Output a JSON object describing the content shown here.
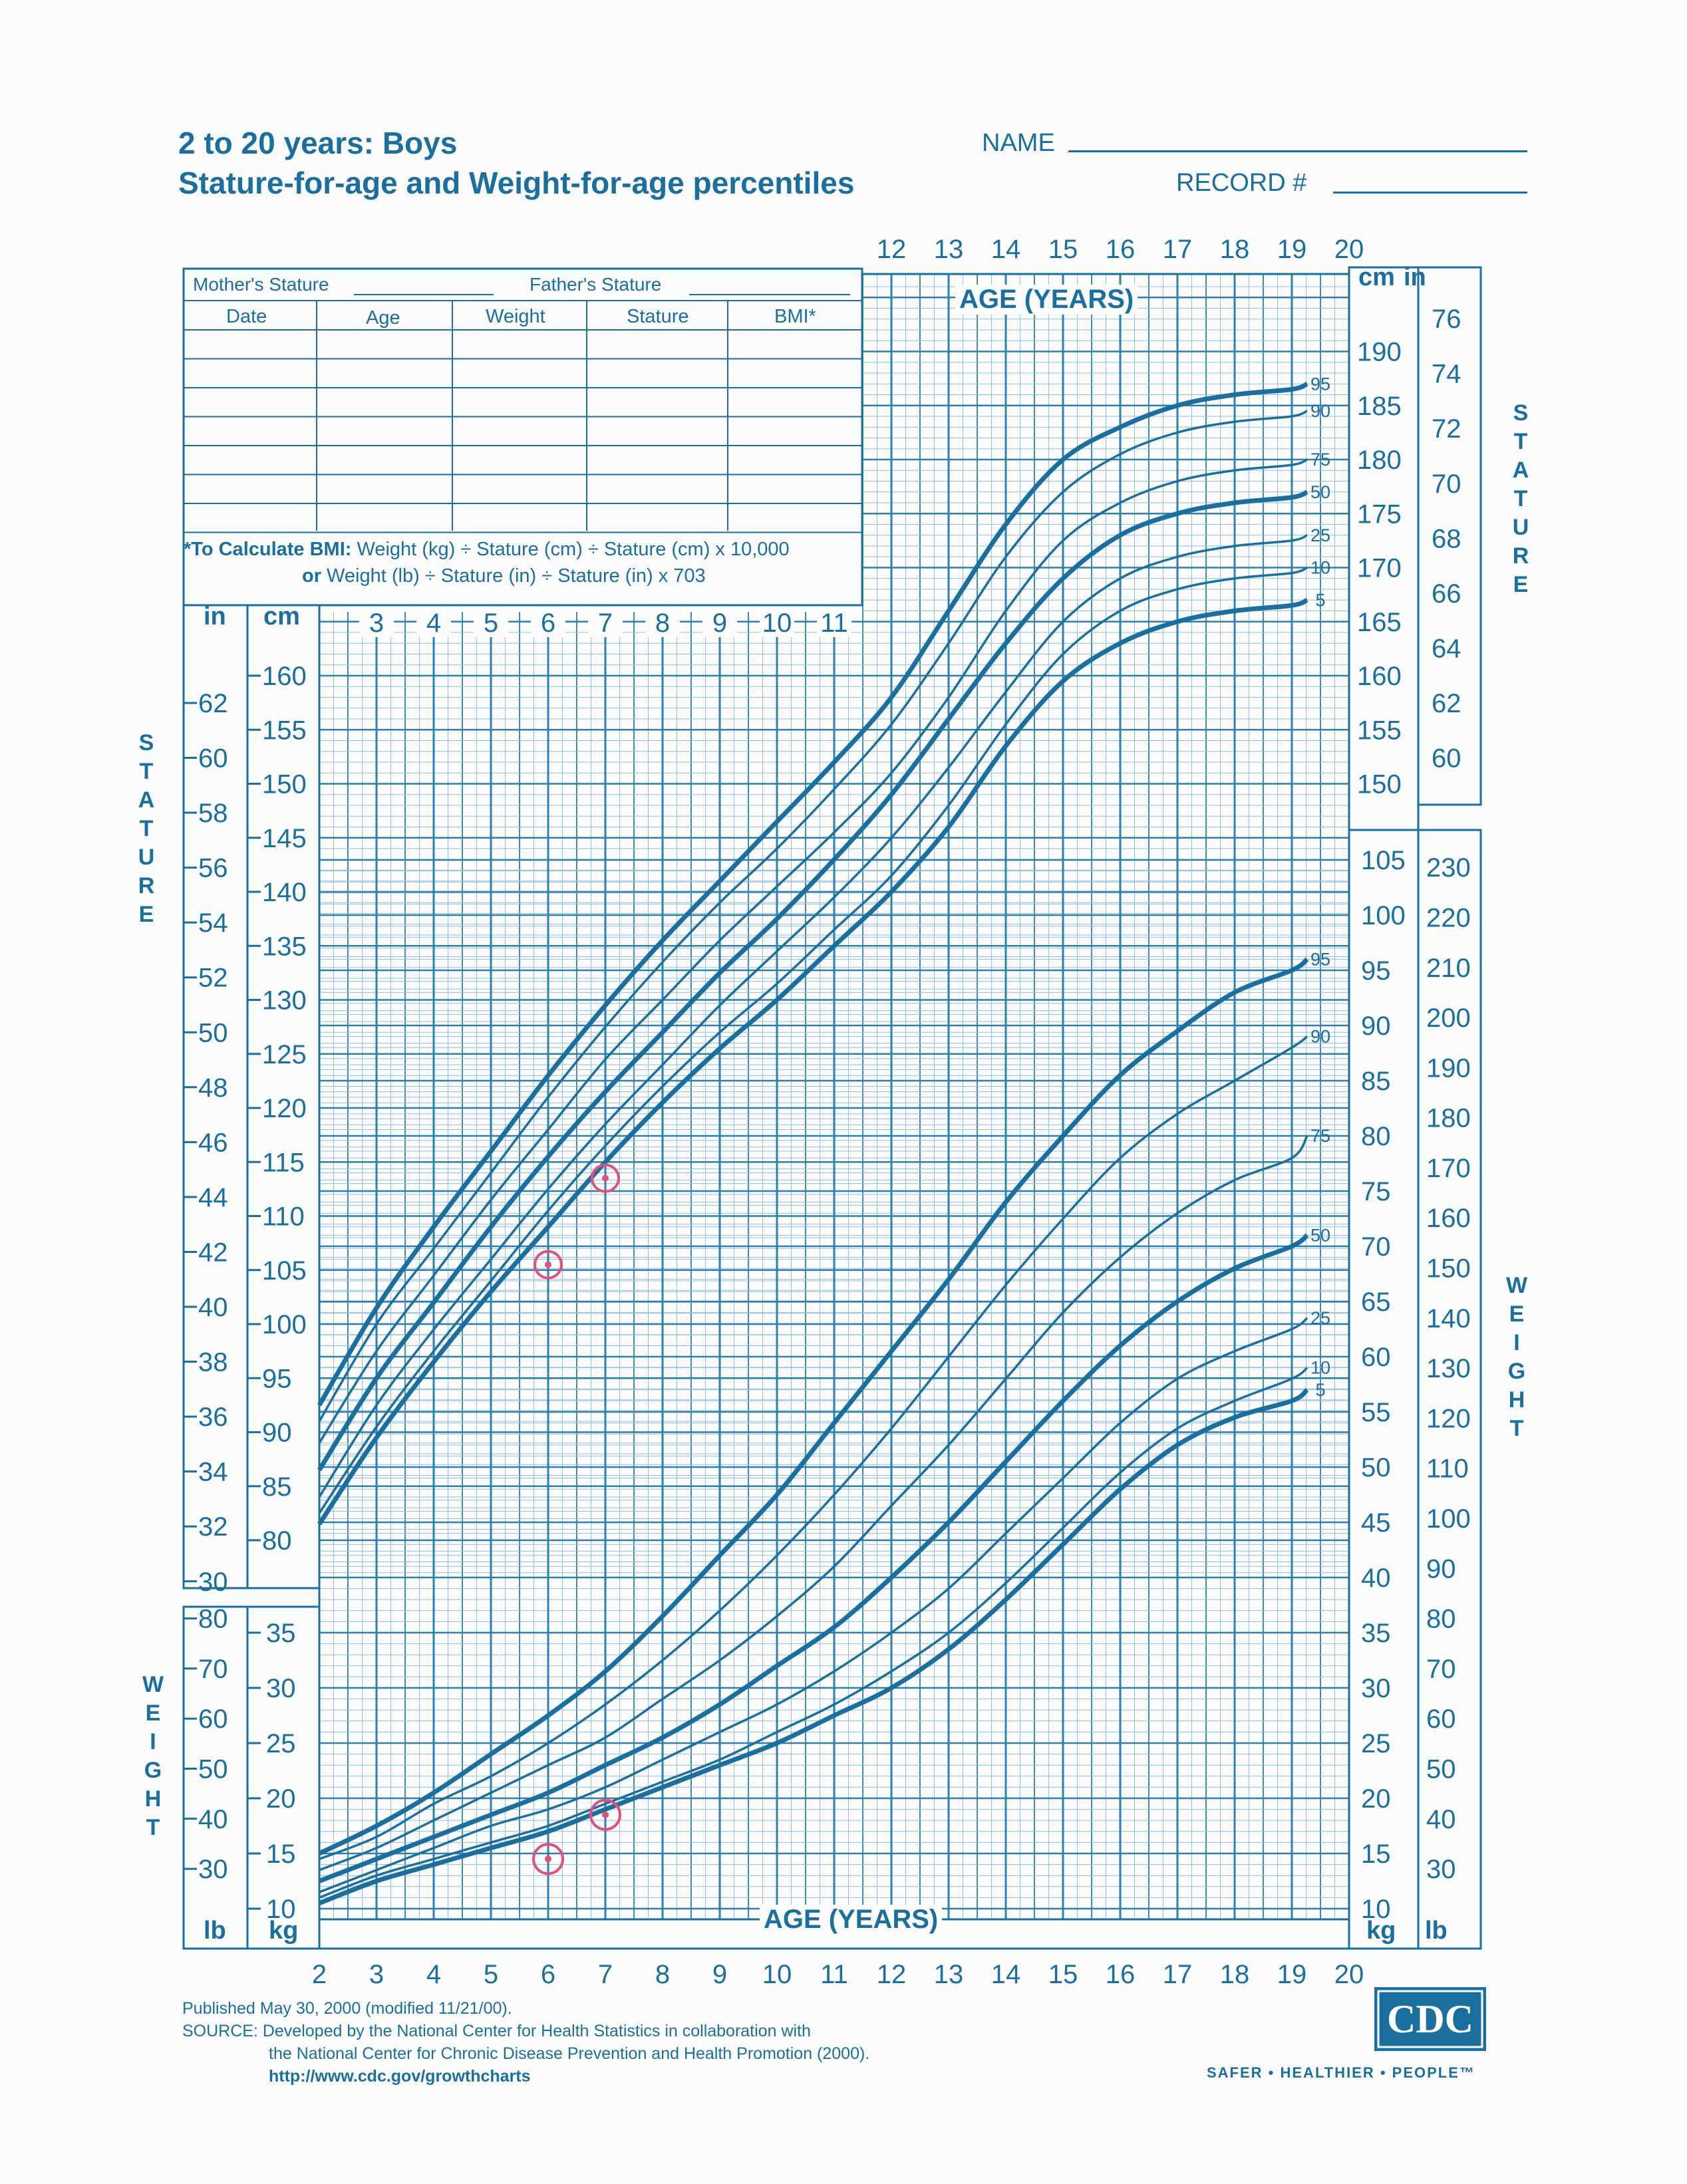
{
  "header": {
    "title_line1": "2 to 20 years: Boys",
    "title_line2": "Stature-for-age and Weight-for-age percentiles",
    "name_label": "NAME",
    "record_label": "RECORD #"
  },
  "form": {
    "mothers_stature": "Mother's Stature",
    "fathers_stature": "Father's Stature",
    "columns": [
      "Date",
      "Age",
      "Weight",
      "Stature",
      "BMI*"
    ],
    "bmi_note_line1_bold": "*To Calculate BMI:",
    "bmi_note_line1": " Weight (kg) ÷ Stature (cm) ÷ Stature (cm) x 10,000",
    "bmi_note_line2_bold": "or",
    "bmi_note_line2": " Weight (lb) ÷ Stature (in) ÷ Stature (in) x 703"
  },
  "axis_labels": {
    "age_years": "AGE (YEARS)",
    "stature": "STATURE",
    "weight": "WEIGHT",
    "cm": "cm",
    "in": "in",
    "kg": "kg",
    "lb": "lb"
  },
  "footer": {
    "published": "Published May 30, 2000 (modified 11/21/00).",
    "source_line1": "SOURCE: Developed by the National Center for Health Statistics in collaboration with",
    "source_line2": "the National Center for Chronic Disease Prevention and Health Promotion (2000).",
    "url": "http://www.cdc.gov/growthcharts",
    "logo_text": "CDC",
    "tagline": "SAFER • HEALTHIER • PEOPLE™"
  },
  "colors": {
    "ink": "#1a6f9f",
    "grid": "#2d7fb0",
    "minor_grid": "#8fbfdc",
    "marker": "#e0507a"
  },
  "chart_data": {
    "type": "line",
    "x_ticks": [
      2,
      3,
      4,
      5,
      6,
      7,
      8,
      9,
      10,
      11,
      12,
      13,
      14,
      15,
      16,
      17,
      18,
      19,
      20
    ],
    "stature_cm_ticks": [
      80,
      85,
      90,
      95,
      100,
      105,
      110,
      115,
      120,
      125,
      130,
      135,
      140,
      145,
      150,
      155,
      160,
      165,
      170,
      175,
      180,
      185,
      190
    ],
    "stature_in_ticks": [
      30,
      32,
      34,
      36,
      38,
      40,
      42,
      44,
      46,
      48,
      50,
      52,
      54,
      56,
      58,
      60,
      62,
      64,
      66,
      68,
      70,
      72,
      74,
      76
    ],
    "weight_kg_ticks": [
      10,
      15,
      20,
      25,
      30,
      35,
      40,
      45,
      50,
      55,
      60,
      65,
      70,
      75,
      80,
      85,
      90,
      95,
      100,
      105
    ],
    "weight_lb_ticks": [
      30,
      40,
      50,
      60,
      70,
      80,
      90,
      100,
      110,
      120,
      130,
      140,
      150,
      160,
      170,
      180,
      190,
      200,
      210,
      220,
      230
    ],
    "x_range": [
      2,
      20
    ],
    "stature_range_cm": [
      77,
      197
    ],
    "weight_range_kg": [
      8,
      105
    ],
    "stature_series": [
      {
        "name": "95",
        "x": [
          2,
          3,
          4,
          5,
          6,
          7,
          8,
          9,
          10,
          11,
          12,
          13,
          14,
          15,
          16,
          17,
          18,
          19,
          20
        ],
        "y": [
          92.5,
          101.5,
          109,
          116,
          123,
          129.5,
          135.5,
          141,
          146.5,
          152,
          158,
          166,
          174,
          180,
          183,
          185,
          186,
          186.5,
          187
        ]
      },
      {
        "name": "90",
        "x": [
          2,
          3,
          4,
          5,
          6,
          7,
          8,
          9,
          10,
          11,
          12,
          13,
          14,
          15,
          16,
          17,
          18,
          19,
          20
        ],
        "y": [
          91,
          100,
          107,
          114,
          121,
          127.5,
          133.5,
          139,
          144,
          149.5,
          155.5,
          163,
          171,
          177,
          180.5,
          182.5,
          183.5,
          184,
          184.5
        ]
      },
      {
        "name": "75",
        "x": [
          2,
          3,
          4,
          5,
          6,
          7,
          8,
          9,
          10,
          11,
          12,
          13,
          14,
          15,
          16,
          17,
          18,
          19,
          20
        ],
        "y": [
          89,
          97.5,
          104.5,
          111.5,
          118,
          124.5,
          130,
          135.5,
          140.5,
          145.5,
          151,
          158,
          166,
          172.5,
          176,
          178,
          179,
          179.5,
          180
        ]
      },
      {
        "name": "50",
        "x": [
          2,
          3,
          4,
          5,
          6,
          7,
          8,
          9,
          10,
          11,
          12,
          13,
          14,
          15,
          16,
          17,
          18,
          19,
          20
        ],
        "y": [
          86.5,
          95,
          102,
          109,
          115.5,
          121.5,
          127,
          132.5,
          137.5,
          143,
          149,
          156,
          163,
          169,
          173,
          175,
          176,
          176.5,
          177
        ]
      },
      {
        "name": "25",
        "x": [
          2,
          3,
          4,
          5,
          6,
          7,
          8,
          9,
          10,
          11,
          12,
          13,
          14,
          15,
          16,
          17,
          18,
          19,
          20
        ],
        "y": [
          84,
          92.5,
          99.5,
          106,
          112.5,
          118.5,
          124,
          129.5,
          134.5,
          139.5,
          145,
          151.5,
          158.5,
          165,
          169,
          171,
          172,
          172.5,
          173
        ]
      },
      {
        "name": "10",
        "x": [
          2,
          3,
          4,
          5,
          6,
          7,
          8,
          9,
          10,
          11,
          12,
          13,
          14,
          15,
          16,
          17,
          18,
          19,
          20
        ],
        "y": [
          82.5,
          90.5,
          97.5,
          104,
          110.5,
          116.5,
          122,
          127,
          131.5,
          136.5,
          141.5,
          148,
          155.5,
          162,
          166,
          168,
          169,
          169.5,
          170
        ]
      },
      {
        "name": "5",
        "x": [
          2,
          3,
          4,
          5,
          6,
          7,
          8,
          9,
          10,
          11,
          12,
          13,
          14,
          15,
          16,
          17,
          18,
          19,
          20
        ],
        "y": [
          81.5,
          89.5,
          96.5,
          103,
          109,
          115,
          120.5,
          125.5,
          130,
          135,
          140,
          146,
          153.5,
          159.5,
          163,
          165,
          166,
          166.5,
          167
        ]
      }
    ],
    "weight_series": [
      {
        "name": "95",
        "x": [
          2,
          3,
          4,
          5,
          6,
          7,
          8,
          9,
          10,
          11,
          12,
          13,
          14,
          15,
          16,
          17,
          18,
          19,
          20
        ],
        "y": [
          15,
          17.5,
          20.5,
          24,
          27.5,
          31.5,
          36.5,
          42,
          47.5,
          54,
          60.5,
          67,
          74,
          80,
          85.5,
          89.5,
          93,
          95,
          96
        ]
      },
      {
        "name": "90",
        "x": [
          2,
          3,
          4,
          5,
          6,
          7,
          8,
          9,
          10,
          11,
          12,
          13,
          14,
          15,
          16,
          17,
          18,
          19,
          20
        ],
        "y": [
          14.5,
          16.5,
          19.5,
          22,
          25,
          28.5,
          32.5,
          37,
          42,
          47.5,
          53.5,
          60,
          66.5,
          72.5,
          78,
          82,
          85,
          88,
          89
        ]
      },
      {
        "name": "75",
        "x": [
          2,
          3,
          4,
          5,
          6,
          7,
          8,
          9,
          10,
          11,
          12,
          13,
          14,
          15,
          16,
          17,
          18,
          19,
          20
        ],
        "y": [
          13.5,
          15.5,
          18,
          20.5,
          23,
          25.5,
          29,
          32.5,
          36.5,
          41,
          46.5,
          52,
          58,
          64,
          69,
          73,
          76,
          78,
          80
        ]
      },
      {
        "name": "50",
        "x": [
          2,
          3,
          4,
          5,
          6,
          7,
          8,
          9,
          10,
          11,
          12,
          13,
          14,
          15,
          16,
          17,
          18,
          19,
          20
        ],
        "y": [
          12.5,
          14.5,
          16.5,
          18.5,
          20.5,
          23,
          25.5,
          28.5,
          32,
          35.5,
          40,
          45,
          50.5,
          56,
          61,
          65,
          68,
          70,
          71
        ]
      },
      {
        "name": "25",
        "x": [
          2,
          3,
          4,
          5,
          6,
          7,
          8,
          9,
          10,
          11,
          12,
          13,
          14,
          15,
          16,
          17,
          18,
          19,
          20
        ],
        "y": [
          11.5,
          13.5,
          15.5,
          17.5,
          19,
          21,
          23.5,
          26,
          28.5,
          31.5,
          35,
          39,
          44,
          49,
          54,
          58,
          60.5,
          62.5,
          63.5
        ]
      },
      {
        "name": "10",
        "x": [
          2,
          3,
          4,
          5,
          6,
          7,
          8,
          9,
          10,
          11,
          12,
          13,
          14,
          15,
          16,
          17,
          18,
          19,
          20
        ],
        "y": [
          11,
          13,
          14.5,
          16,
          17.5,
          19.5,
          21.5,
          23.5,
          26,
          28.5,
          31.5,
          35,
          39.5,
          44.5,
          49.5,
          53.5,
          56,
          58,
          59
        ]
      },
      {
        "name": "5",
        "x": [
          2,
          3,
          4,
          5,
          6,
          7,
          8,
          9,
          10,
          11,
          12,
          13,
          14,
          15,
          16,
          17,
          18,
          19,
          20
        ],
        "y": [
          10.5,
          12.5,
          14,
          15.5,
          17,
          19,
          21,
          23,
          25,
          27.5,
          30,
          33.5,
          38,
          43,
          48,
          52,
          54.5,
          56,
          57
        ]
      }
    ],
    "plotted_points": {
      "stature": [
        {
          "x": 6,
          "y": 105.5
        },
        {
          "x": 7,
          "y": 113.5
        }
      ],
      "weight": [
        {
          "x": 6,
          "y": 14.5
        },
        {
          "x": 7,
          "y": 18.5
        }
      ]
    }
  }
}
■ ■ ■ ■ ■
STATED EXERCISE:
Which lines of the material contain the string "National"? List each of them.

TASK OUTPUT:
    "source_line1": "SOURCE: Developed by the National Center for Health Statistics in collaboration with",
    "source_line2": "the National Center for Chronic Disease Prevention and Health Promotion (2000).",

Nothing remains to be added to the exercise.